== DATASET RECORDS
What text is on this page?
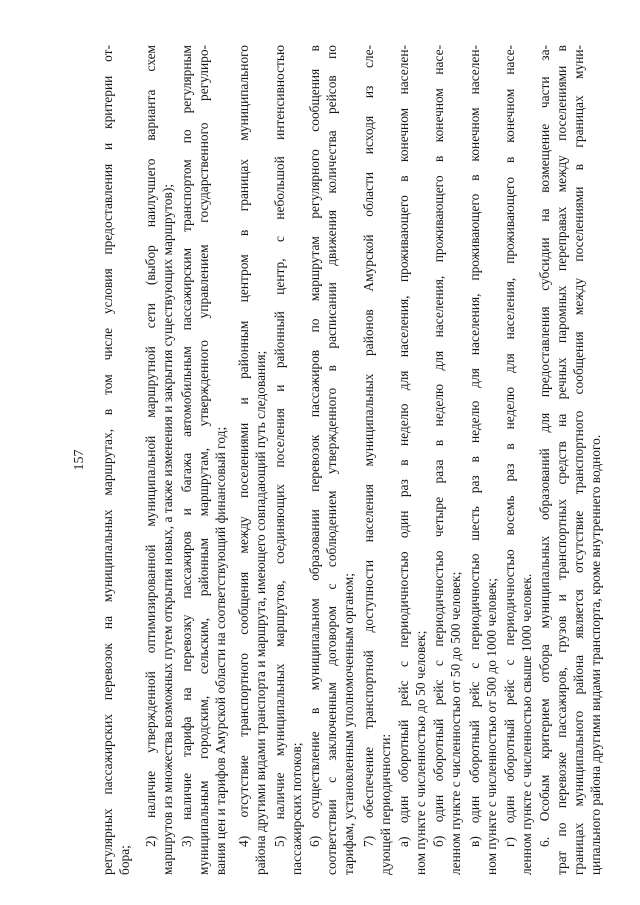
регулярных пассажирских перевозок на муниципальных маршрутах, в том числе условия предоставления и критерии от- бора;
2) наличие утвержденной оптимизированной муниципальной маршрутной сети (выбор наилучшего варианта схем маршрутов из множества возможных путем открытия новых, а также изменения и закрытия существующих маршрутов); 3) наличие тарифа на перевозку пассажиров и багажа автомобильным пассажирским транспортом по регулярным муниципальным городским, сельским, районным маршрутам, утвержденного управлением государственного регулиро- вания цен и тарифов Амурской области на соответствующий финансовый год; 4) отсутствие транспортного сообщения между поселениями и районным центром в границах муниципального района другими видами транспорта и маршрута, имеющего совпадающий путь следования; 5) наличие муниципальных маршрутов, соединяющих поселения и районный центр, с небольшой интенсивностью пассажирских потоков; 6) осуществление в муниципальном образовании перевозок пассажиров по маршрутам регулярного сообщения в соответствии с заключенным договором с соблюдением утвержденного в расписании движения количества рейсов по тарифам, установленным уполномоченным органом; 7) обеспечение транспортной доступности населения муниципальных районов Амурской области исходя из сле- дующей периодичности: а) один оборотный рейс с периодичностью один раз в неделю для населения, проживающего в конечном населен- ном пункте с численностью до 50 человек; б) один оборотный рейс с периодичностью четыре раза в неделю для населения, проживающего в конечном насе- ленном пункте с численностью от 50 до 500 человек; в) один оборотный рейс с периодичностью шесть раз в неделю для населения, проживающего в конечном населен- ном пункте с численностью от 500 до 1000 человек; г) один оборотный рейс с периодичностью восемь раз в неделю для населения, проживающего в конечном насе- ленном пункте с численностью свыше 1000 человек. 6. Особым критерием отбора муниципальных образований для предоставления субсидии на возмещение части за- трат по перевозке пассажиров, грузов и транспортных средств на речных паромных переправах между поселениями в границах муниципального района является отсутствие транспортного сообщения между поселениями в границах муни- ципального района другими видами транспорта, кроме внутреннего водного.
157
====
== DATASET RECORDS
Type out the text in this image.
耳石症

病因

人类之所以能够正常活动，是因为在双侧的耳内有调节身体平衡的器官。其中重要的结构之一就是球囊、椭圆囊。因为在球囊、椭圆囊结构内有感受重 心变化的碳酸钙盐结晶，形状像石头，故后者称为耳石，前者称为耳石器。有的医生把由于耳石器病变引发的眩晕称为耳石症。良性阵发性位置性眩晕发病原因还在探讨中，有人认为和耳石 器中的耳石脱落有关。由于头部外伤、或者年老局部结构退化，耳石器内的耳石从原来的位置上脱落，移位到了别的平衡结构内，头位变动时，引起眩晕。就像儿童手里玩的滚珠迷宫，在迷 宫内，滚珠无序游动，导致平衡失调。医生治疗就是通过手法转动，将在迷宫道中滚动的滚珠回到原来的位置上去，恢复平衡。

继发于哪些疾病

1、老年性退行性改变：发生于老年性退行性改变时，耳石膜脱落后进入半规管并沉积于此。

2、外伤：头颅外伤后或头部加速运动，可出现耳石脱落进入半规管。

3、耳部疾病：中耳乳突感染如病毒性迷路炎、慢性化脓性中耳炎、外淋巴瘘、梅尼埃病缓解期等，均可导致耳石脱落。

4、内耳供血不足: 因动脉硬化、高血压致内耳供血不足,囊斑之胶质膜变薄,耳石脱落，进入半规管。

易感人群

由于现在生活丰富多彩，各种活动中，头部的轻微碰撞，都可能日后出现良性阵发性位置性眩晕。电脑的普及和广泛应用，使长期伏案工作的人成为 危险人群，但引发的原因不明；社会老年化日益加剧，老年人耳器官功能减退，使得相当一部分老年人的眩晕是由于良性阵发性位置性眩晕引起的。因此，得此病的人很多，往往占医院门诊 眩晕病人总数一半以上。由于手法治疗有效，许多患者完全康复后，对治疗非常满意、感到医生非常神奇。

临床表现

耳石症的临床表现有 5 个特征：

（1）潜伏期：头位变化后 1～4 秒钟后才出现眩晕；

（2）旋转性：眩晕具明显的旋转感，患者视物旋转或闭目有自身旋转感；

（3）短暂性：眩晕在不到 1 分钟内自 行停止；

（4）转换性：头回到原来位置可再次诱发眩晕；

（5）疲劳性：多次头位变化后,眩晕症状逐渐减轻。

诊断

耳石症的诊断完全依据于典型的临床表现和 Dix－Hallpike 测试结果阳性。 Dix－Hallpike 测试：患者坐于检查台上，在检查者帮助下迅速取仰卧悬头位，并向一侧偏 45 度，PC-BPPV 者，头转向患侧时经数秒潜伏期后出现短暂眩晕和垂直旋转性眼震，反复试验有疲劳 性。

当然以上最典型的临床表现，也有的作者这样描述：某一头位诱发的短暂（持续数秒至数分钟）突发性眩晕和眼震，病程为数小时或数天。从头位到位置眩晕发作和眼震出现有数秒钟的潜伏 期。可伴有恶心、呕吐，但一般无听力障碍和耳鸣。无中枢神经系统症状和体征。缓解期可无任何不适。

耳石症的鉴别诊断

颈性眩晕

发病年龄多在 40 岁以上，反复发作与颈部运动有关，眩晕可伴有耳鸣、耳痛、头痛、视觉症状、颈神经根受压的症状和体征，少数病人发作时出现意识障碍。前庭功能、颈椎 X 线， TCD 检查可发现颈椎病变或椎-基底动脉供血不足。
====
== DATASET RECORDS
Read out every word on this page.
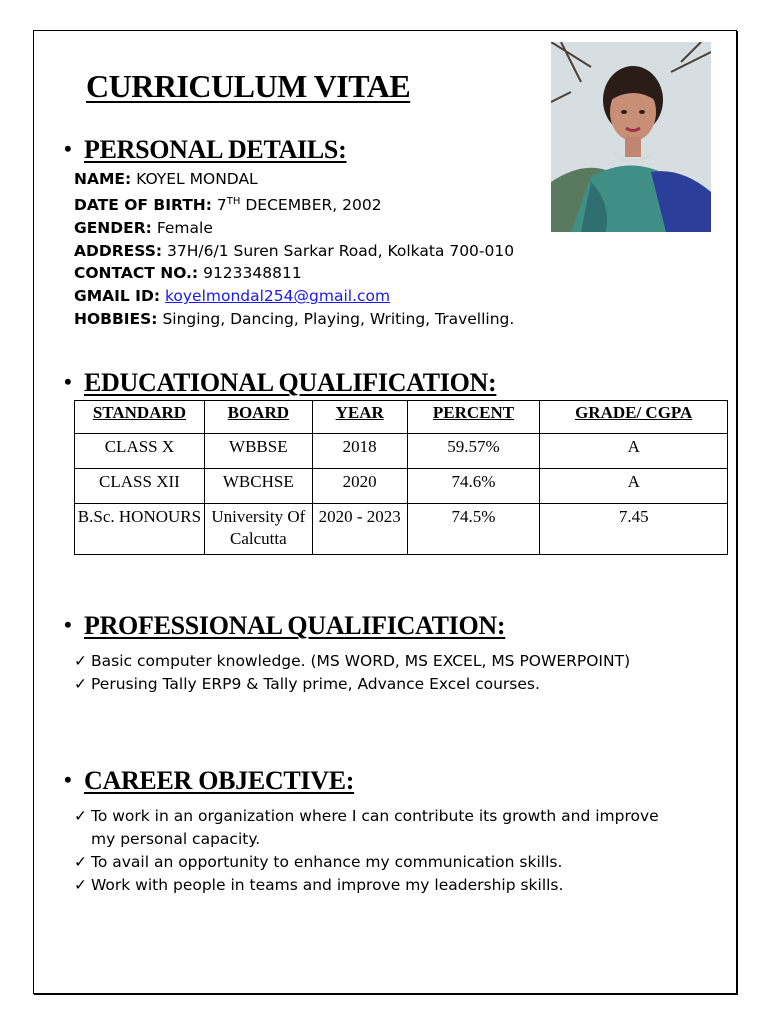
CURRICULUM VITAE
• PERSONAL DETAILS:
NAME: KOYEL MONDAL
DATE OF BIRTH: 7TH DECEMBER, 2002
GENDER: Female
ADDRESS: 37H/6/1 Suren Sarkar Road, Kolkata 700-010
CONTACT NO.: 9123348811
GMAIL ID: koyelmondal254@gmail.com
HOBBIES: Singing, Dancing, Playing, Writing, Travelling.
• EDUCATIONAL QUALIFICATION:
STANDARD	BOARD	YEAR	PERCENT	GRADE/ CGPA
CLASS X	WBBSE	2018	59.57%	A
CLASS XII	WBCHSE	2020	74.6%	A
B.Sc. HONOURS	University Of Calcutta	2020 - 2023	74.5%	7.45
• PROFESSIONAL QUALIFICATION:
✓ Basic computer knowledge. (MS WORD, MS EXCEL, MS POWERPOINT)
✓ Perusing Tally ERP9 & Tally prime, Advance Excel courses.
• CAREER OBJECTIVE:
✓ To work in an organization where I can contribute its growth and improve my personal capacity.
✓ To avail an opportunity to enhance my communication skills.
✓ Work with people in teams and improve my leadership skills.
====
Copy each line above containing the string "improve".

✓ To work in an organization where I can contribute its growth and improve my personal capacity.
✓ Work with people in teams and improve my leadership skills.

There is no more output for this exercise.